● What to produce
What lines of the data below include the word "Narrow"? Report them by copying each.

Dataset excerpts
====

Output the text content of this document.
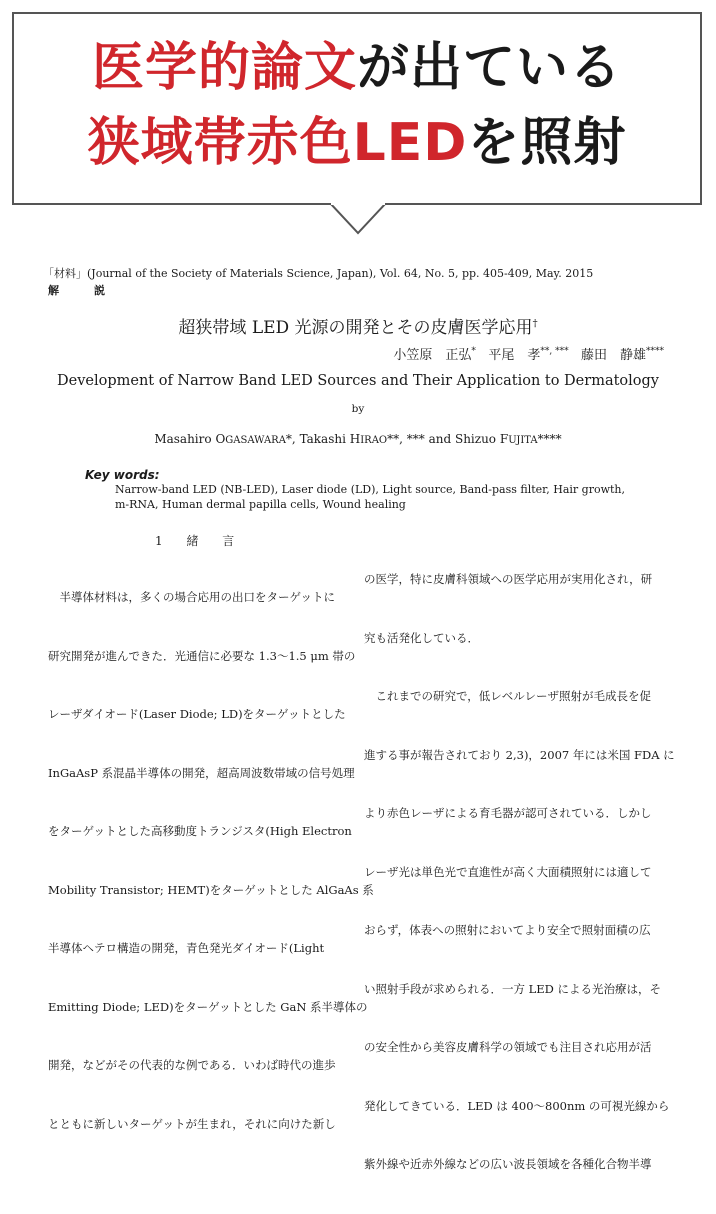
医学的論文が出ている
狭域帯赤色LEDを照射
「材料」(Journal of the Society of Materials Science, Japan), Vol. 64, No. 5, pp. 405-409, May. 2015
解　説
超狭帯域 LED 光源の開発とその皮膚医学応用†
小笠原　正弘* 平尾　孝**, *** 藤田　静雄****
Development of Narrow Band LED Sources and Their Application to Dermatology
by
Masahiro OGASAWARA*, Takashi HIRAO**, *** and Shizuo FUJITA****
Key words:
Narrow-band LED (NB-LED), Laser diode (LD), Light source, Band-pass filter, Hair growth, m-RNA, Human dermal papilla cells, Wound healing
1 緒 言

　半導体材料は，多くの場合応用の出口をターゲットに

研究開発が進んできた．光通信に必要な 1.3～1.5 μm 帯の

レーザダイオード(Laser Diode; LD)をターゲットとした

InGaAsP 系混晶半導体の開発，超高周波数帯域の信号処理

をターゲットとした高移動度トランジスタ(High Electron

Mobility Transistor; HEMT)をターゲットとした AlGaAs 系

半導体ヘテロ構造の開発，青色発光ダイオード(Light

Emitting Diode; LED)をターゲットとした GaN 系半導体の

開発，などがその代表的な例である．いわば時代の進歩

とともに新しいターゲットが生まれ，それに向けた新し

の医学，特に皮膚科領域への医学応用が実用化され，研

究も活発化している．

　これまでの研究で，低レベルレーザ照射が毛成長を促

進する事が報告されており 2,3)，2007 年には米国 FDA に

より赤色レーザによる育毛器が認可されている．しかし

レーザ光は単色光で直進性が高く大面積照射には適して

おらず，体表への照射においてより安全で照射面積の広

い照射手段が求められる．一方 LED による光治療は，そ

の安全性から美容皮膚科学の領域でも注目され応用が活

発化してきている．LED は 400～800nm の可視光線から

紫外線や近赤外線などの広い波長領域を各種化合物半導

====

● Problem solution
Development of Narrow Band LED Sources and Their Application to Dermatology
Narrow-band LED (NB-LED), Laser diode (LD), Light source, Band-pass filter, Hair growth, m-RNA, Human dermal papilla cells, Wound healing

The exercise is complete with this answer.